Part of a data file:

=====

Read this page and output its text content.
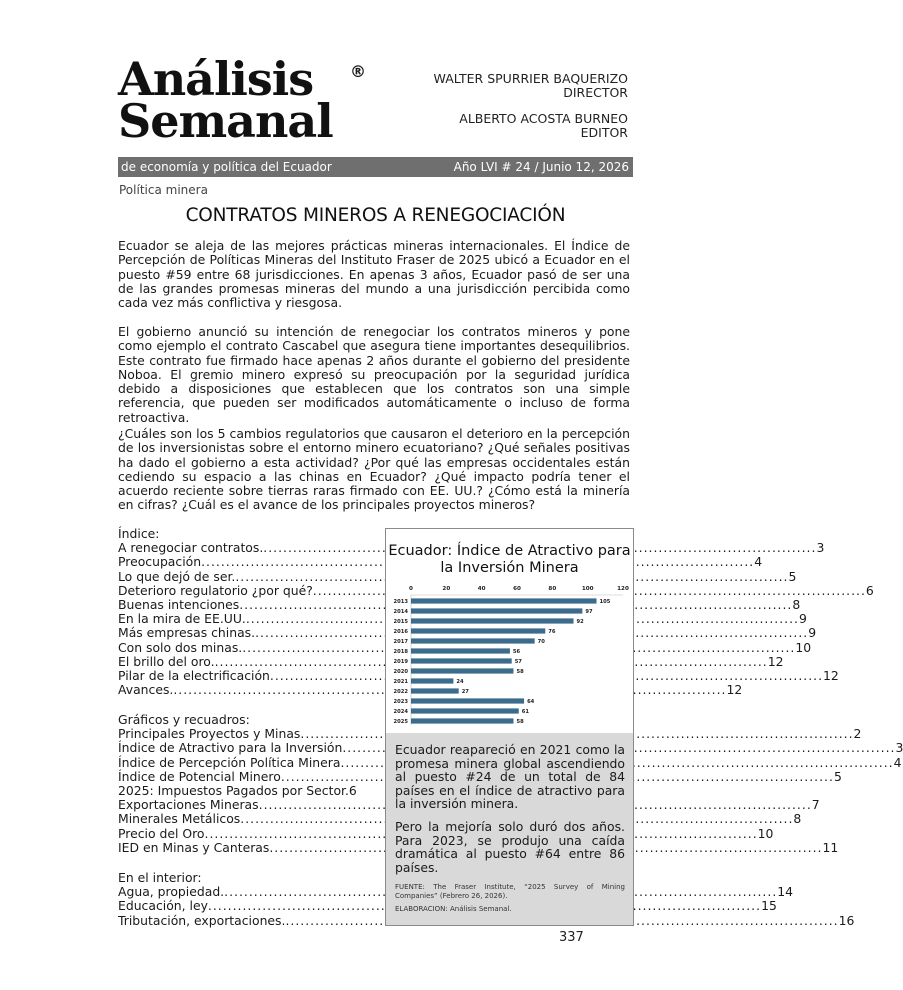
Análisis
Semanal
®	WALTER SPURRIER BAQUERIZO
DIRECTOR
ALBERTO ACOSTA BURNEO
EDITOR
de economía y política del Ecuador	Año LVI # 24 / Junio 12, 2026
Política minera
CONTRATOS MINEROS A RENEGOCIACIÓN

Ecuador se aleja de las mejores prácticas mineras internacionales. El Índice de Percepción de Políticas Mineras del Instituto Fraser de 2025 ubicó a Ecuador en el puesto #59 entre 68 jurisdicciones. En apenas 3 años, Ecuador pasó de ser una de las grandes promesas mineras del mundo a una jurisdicción percibida como cada vez más conflictiva y riesgosa.

El gobierno anunció su intención de renegociar los contratos mineros y pone como ejemplo el contrato Cascabel que asegura tiene importantes desequilibrios. Este contrato fue firmado hace apenas 2 años durante el gobierno del presidente Noboa. El gremio minero expresó su preocupación por la seguridad jurídica debido a disposiciones que establecen que los contratos son una simple referencia, que pueden ser modificados automáticamente o incluso de forma retroactiva.

¿Cuáles son los 5 cambios regulatorios que causaron el deterioro en la percepción de los inversionistas sobre el entorno minero ecuatoriano? ¿Qué señales positivas ha dado el gobierno a esta actividad? ¿Por qué las empresas occidentales están cediendo su espacio a las chinas en Ecuador? ¿Qué impacto podría tener el acuerdo reciente sobre tierras raras firmado con EE. UU.? ¿Cómo está la minería en cifras? ¿Cuál es el avance de los principales proyectos mineros?

Índice:
A renegociar contratos. .....	3
Preocupación .....	4
Lo que dejó de ser. .....	5
Deterioro regulatorio ¿por qué? .....	6
Buenas intenciones .....	8
En la mira de EE.UU. .....	9
Más empresas chinas. .....	9
Con solo dos minas. .....	10
El brillo del oro. .....	12
Pilar de la electrificación .....	12
Avances. .....	12
Gráficos y recuadros:
Principales Proyectos y Minas .....	2
Índice de Atractivo para la Inversión .....	3
Índice de Percepción Política Minera .....	4
Índice de Potencial Minero .....	5
2025: Impuestos Pagados por Sector. 6
Exportaciones Mineras .....	7
Minerales Metálicos .....	8
Precio del Oro .....	10
IED en Minas y Canteras .....	11
En el interior:
Agua, propiedad. .....	14
Educación, ley .....	15
Tributación, exportaciones. .....	16
Ecuador: Índice de Atractivo para la Inversión Minera
0	20	40	60	80	100	120
2013	105
2014	97
2015	92
2016	76
2017	70
2018	56
2019	57
2020	58
2021	24
2022	27
2023	64
2024	61
2025	58

Ecuador reapareció en 2021 como la promesa minera global ascendiendo al puesto #24 de un total de 84 países en el índice de atractivo para la inversión minera.

Pero la mejoría solo duró dos años. Para 2023, se produjo una caída dramática al puesto #64 entre 86 países.

FUENTE: The Fraser Institute, “2025 Survey of Mining Companies” (Febrero 26, 2026).

ELABORACION: Análisis Semanal.

337
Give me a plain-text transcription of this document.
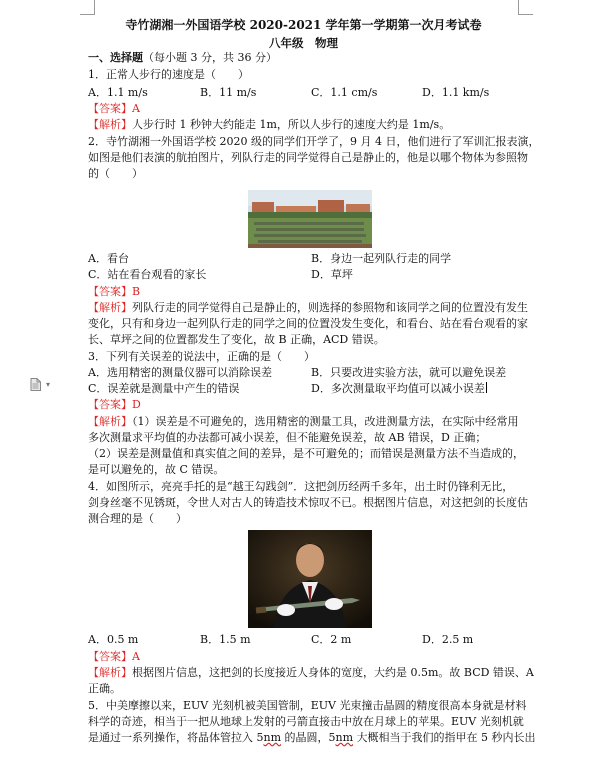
▾
寺竹湖湘一外国语学校 2020-2021 学年第一学期第一次月考试卷
八年级　物理
一、选择题（每小题 3 分，共 36 分）
1．正常人步行的速度是（　　）
A．1.1 m/s	B．11 m/s	C．1.1 cm/s	D．1.1 km/s
【答案】A
【解析】人步行时 1 秒钟大约能走 1m，所以人步行的速度大约是 1m/s。
2．寺竹湖湘一外国语学校 2020 级的同学们开学了，9 月 4 日，他们进行了军训汇报表演，
如图是他们表演的航拍图片，列队行走的同学觉得自己是静止的，他是以哪个物体为参照物
的（　　）
A．看台	B．身边一起列队行走的同学
C．站在看台观看的家长	D．草坪
【答案】B
【解析】列队行走的同学觉得自己是静止的，则选择的参照物和该同学之间的位置没有发生
变化，只有和身边一起列队行走的同学之间的位置没发生变化，和看台、站在看台观看的家
长、草坪之间的位置都发生了变化，故 B 正确，ACD 错误。
3．下列有关误差的说法中，正确的是（　　）
A．选用精密的测量仪器可以消除误差	B．只要改进实验方法，就可以避免误差
C．误差就是测量中产生的错误	D．多次测量取平均值可以减小误差
【答案】D
【解析】（1）误差是不可避免的，选用精密的测量工具，改进测量方法，在实际中经常用
多次测量求平均值的办法都可减小误差，但不能避免误差，故 AB 错误，D 正确；
（2）误差是测量值和真实值之间的差异，是不可避免的；而错误是测量方法不当造成的，
是可以避免的，故 C 错误。
4．如图所示，亮亮手托的是“越王勾践剑”．这把剑历经两千多年，出土时仍锋利无比，
剑身丝毫不见锈斑，令世人对古人的铸造技术惊叹不已。根据图片信息，对这把剑的长度估
测合理的是（　　）
A．0.5 m	B．1.5 m	C．2 m	D．2.5 m
【答案】A
【解析】根据图片信息，这把剑的长度接近人身体的宽度，大约是 0.5m。故 BCD 错误、A
正确。
5．中美摩擦以来，EUV 光刻机被美国管制，EUV 光束撞击晶圆的精度很高本身就是材料
科学的奇迹，相当于一把从地球上发射的弓箭直接击中放在月球上的苹果。EUV 光刻机就
是通过一系列操作，将晶体管拉入 5nm 的晶圆，5nm 大概相当于我们的指甲在 5 秒内长出
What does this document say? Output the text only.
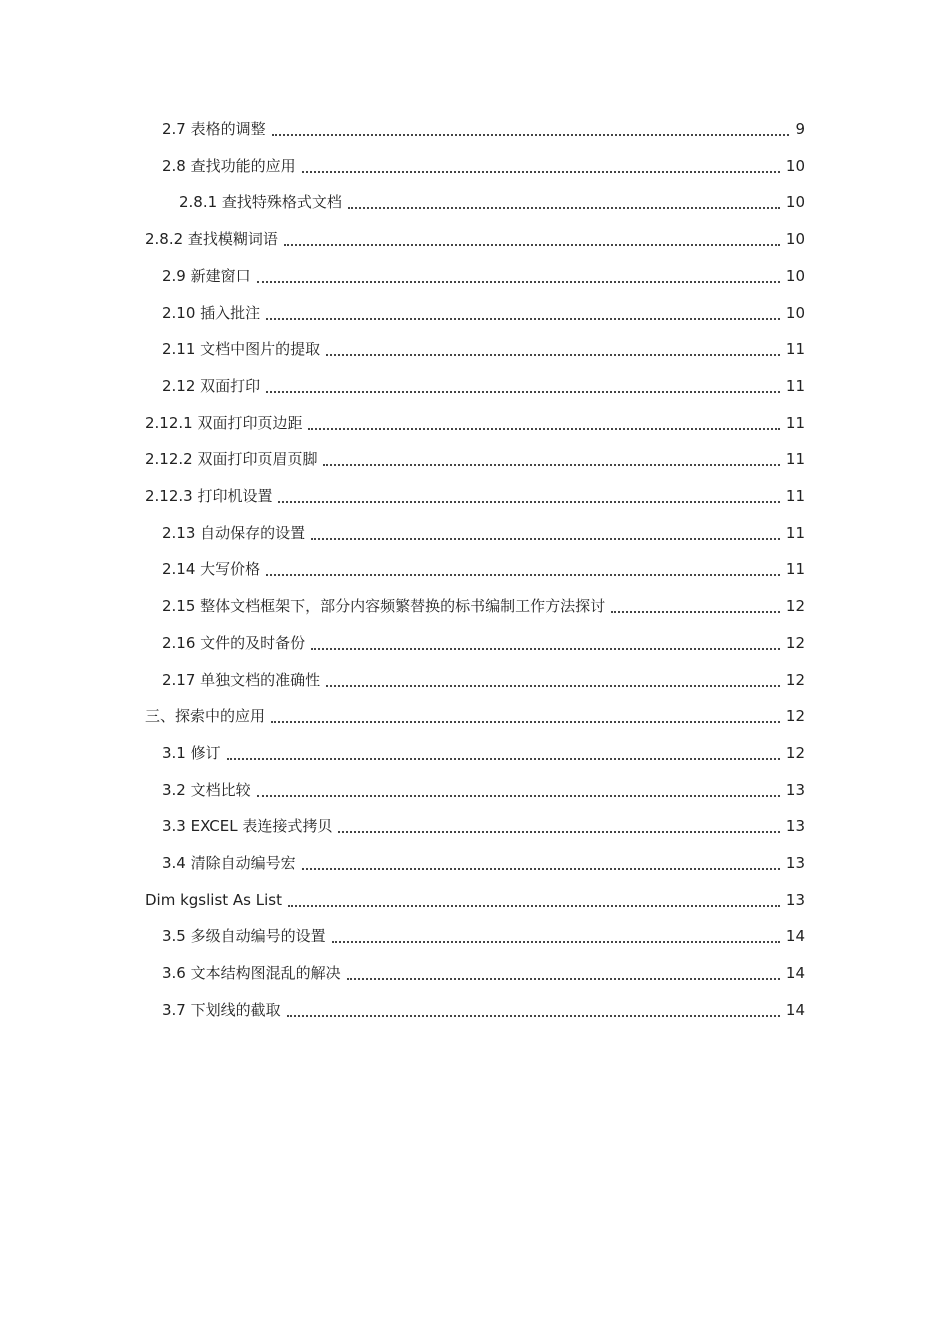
2.7 表格的调整	9
2.8 查找功能的应用	10
2.8.1 查找特殊格式文档	10
2.8.2 查找模糊词语	10
2.9 新建窗口	10
2.10 插入批注	10
2.11 文档中图片的提取	11
2.12 双面打印	11
2.12.1 双面打印页边距	11
2.12.2 双面打印页眉页脚	11
2.12.3 打印机设置	11
2.13 自动保存的设置	11
2.14 大写价格	11
2.15 整体文档框架下，部分内容频繁替换的标书编制工作方法探讨	12
2.16 文件的及时备份	12
2.17 单独文档的准确性	12
三、探索中的应用	12
3.1 修订	12
3.2 文档比较	13
3.3 EXCEL 表连接式拷贝	13
3.4 清除自动编号宏	13
Dim kgslist As List	13
3.5 多级自动编号的设置	14
3.6 文本结构图混乱的解决	14
3.7 下划线的截取	14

=====

:: WHAT YOU NEED TO DO ::
Give back the entries verbatim. Do not include any picture.

:: SOLUTION TO THE PROBLEM ::
Read this page and output its text content.
Análisis
Semanal
®	WALTER SPURRIER BAQUERIZO
DIRECTOR
ALBERTO ACOSTA BURNEO
EDITOR
de economía y política del Ecuador	Año LVI # 24 / Junio 12, 2026
Política minera
CONTRATOS MINEROS A RENEGOCIACIÓN

Ecuador se aleja de las mejores prácticas mineras internacionales. El Índice de Percepción de Políticas Mineras del Instituto Fraser de 2025 ubicó a Ecuador en el puesto #59 entre 68 jurisdicciones. En apenas 3 años, Ecuador pasó de ser una de las grandes promesas mineras del mundo a una jurisdicción percibida como cada vez más conflictiva y riesgosa.

El gobierno anunció su intención de renegociar los contratos mineros y pone como ejemplo el contrato Cascabel que asegura tiene importantes desequilibrios. Este contrato fue firmado hace apenas 2 años durante el gobierno del presidente Noboa. El gremio minero expresó su preocupación por la seguridad jurídica debido a disposiciones que establecen que los contratos son una simple referencia, que pueden ser modificados automáticamente o incluso de forma retroactiva.

¿Cuáles son los 5 cambios regulatorios que causaron el deterioro en la percepción de los inversionistas sobre el entorno minero ecuatoriano? ¿Qué señales positivas ha dado el gobierno a esta actividad? ¿Por qué las empresas occidentales están cediendo su espacio a las chinas en Ecuador? ¿Qué impacto podría tener el acuerdo reciente sobre tierras raras firmado con EE. UU.? ¿Cómo está la minería en cifras? ¿Cuál es el avance de los principales proyectos mineros?

Índice:
A renegociar contratos. .....	3
Preocupación .....	4
Lo que dejó de ser. .....	5
Deterioro regulatorio ¿por qué? .....	6
Buenas intenciones .....	8
En la mira de EE.UU. .....	9
Más empresas chinas. .....	9
Con solo dos minas. .....	10
El brillo del oro. .....	12
Pilar de la electrificación .....	12
Avances. .....	12
Gráficos y recuadros:
Principales Proyectos y Minas .....	2
Índice de Atractivo para la Inversión .....	3
Índice de Percepción Política Minera .....	4
Índice de Potencial Minero .....	5
2025: Impuestos Pagados por Sector. 6
Exportaciones Mineras .....	7
Minerales Metálicos .....	8
Precio del Oro .....	10
IED en Minas y Canteras .....	11
En el interior:
Agua, propiedad. .....	14
Educación, ley .....	15
Tributación, exportaciones. .....	16
Ecuador: Índice de Atractivo para la Inversión Minera
0	20	40	60	80	100	120
2013	105
2014	97
2015	92
2016	76
2017	70
2018	56
2019	57
2020	58
2021	24
2022	27
2023	64
2024	61
2025	58

Ecuador reapareció en 2021 como la promesa minera global ascendiendo al puesto #24 de un total de 84 países en el índice de atractivo para la inversión minera.

Pero la mejoría solo duró dos años. Para 2023, se produjo una caída dramática al puesto #64 entre 86 países.

FUENTE: The Fraser Institute, “2025 Survey of Mining Companies” (Febrero 26, 2026).

ELABORACION: Análisis Semanal.

337
Give me a plain-text transcription of this document.
▾
寺竹湖湘一外国语学校 2020-2021 学年第一学期第一次月考试卷
八年级　物理
一、选择题（每小题 3 分，共 36 分）
1．正常人步行的速度是（　　）
A．1.1 m/s	B．11 m/s	C．1.1 cm/s	D．1.1 km/s
【答案】A
【解析】人步行时 1 秒钟大约能走 1m，所以人步行的速度大约是 1m/s。
2．寺竹湖湘一外国语学校 2020 级的同学们开学了，9 月 4 日，他们进行了军训汇报表演，
如图是他们表演的航拍图片，列队行走的同学觉得自己是静止的，他是以哪个物体为参照物
的（　　）
A．看台	B．身边一起列队行走的同学
C．站在看台观看的家长	D．草坪
【答案】B
【解析】列队行走的同学觉得自己是静止的，则选择的参照物和该同学之间的位置没有发生
变化，只有和身边一起列队行走的同学之间的位置没发生变化，和看台、站在看台观看的家
长、草坪之间的位置都发生了变化，故 B 正确，ACD 错误。
3．下列有关误差的说法中，正确的是（　　）
A．选用精密的测量仪器可以消除误差	B．只要改进实验方法，就可以避免误差
C．误差就是测量中产生的错误	D．多次测量取平均值可以减小误差
【答案】D
【解析】（1）误差是不可避免的，选用精密的测量工具，改进测量方法，在实际中经常用
多次测量求平均值的办法都可减小误差，但不能避免误差，故 AB 错误，D 正确；
（2）误差是测量值和真实值之间的差异，是不可避免的；而错误是测量方法不当造成的，
是可以避免的，故 C 错误。
4．如图所示，亮亮手托的是“越王勾践剑”．这把剑历经两千多年，出土时仍锋利无比，
剑身丝毫不见锈斑，令世人对古人的铸造技术惊叹不已。根据图片信息，对这把剑的长度估
测合理的是（　　）
A．0.5 m	B．1.5 m	C．2 m	D．2.5 m
【答案】A
【解析】根据图片信息，这把剑的长度接近人身体的宽度，大约是 0.5m。故 BCD 错误、A
正确。
5．中美摩擦以来，EUV 光刻机被美国管制，EUV 光束撞击晶圆的精度很高本身就是材料
科学的奇迹，相当于一把从地球上发射的弓箭直接击中放在月球上的苹果。EUV 光刻机就
是通过一系列操作，将晶体管拉入 5nm 的晶圆，5nm 大概相当于我们的指甲在 5 秒内长出
What does this document say? Output the text only.
2.7 表格的调整	9
2.8 查找功能的应用	10
2.8.1 查找特殊格式文档	10
2.8.2 查找模糊词语	10
2.9 新建窗口	10
2.10 插入批注	10
2.11 文档中图片的提取	11
2.12 双面打印	11
2.12.1 双面打印页边距	11
2.12.2 双面打印页眉页脚	11
2.12.3 打印机设置	11
2.13 自动保存的设置	11
2.14 大写价格	11
2.15 整体文档框架下，部分内容频繁替换的标书编制工作方法探讨	12
2.16 文件的及时备份	12
2.17 单独文档的准确性	12
三、探索中的应用	12
3.1 修订	12
3.2 文档比较	13
3.3 EXCEL 表连接式拷贝	13
3.4 清除自动编号宏	13
Dim kgslist As List	13
3.5 多级自动编号的设置	14
3.6 文本结构图混乱的解决	14
3.7 下划线的截取	14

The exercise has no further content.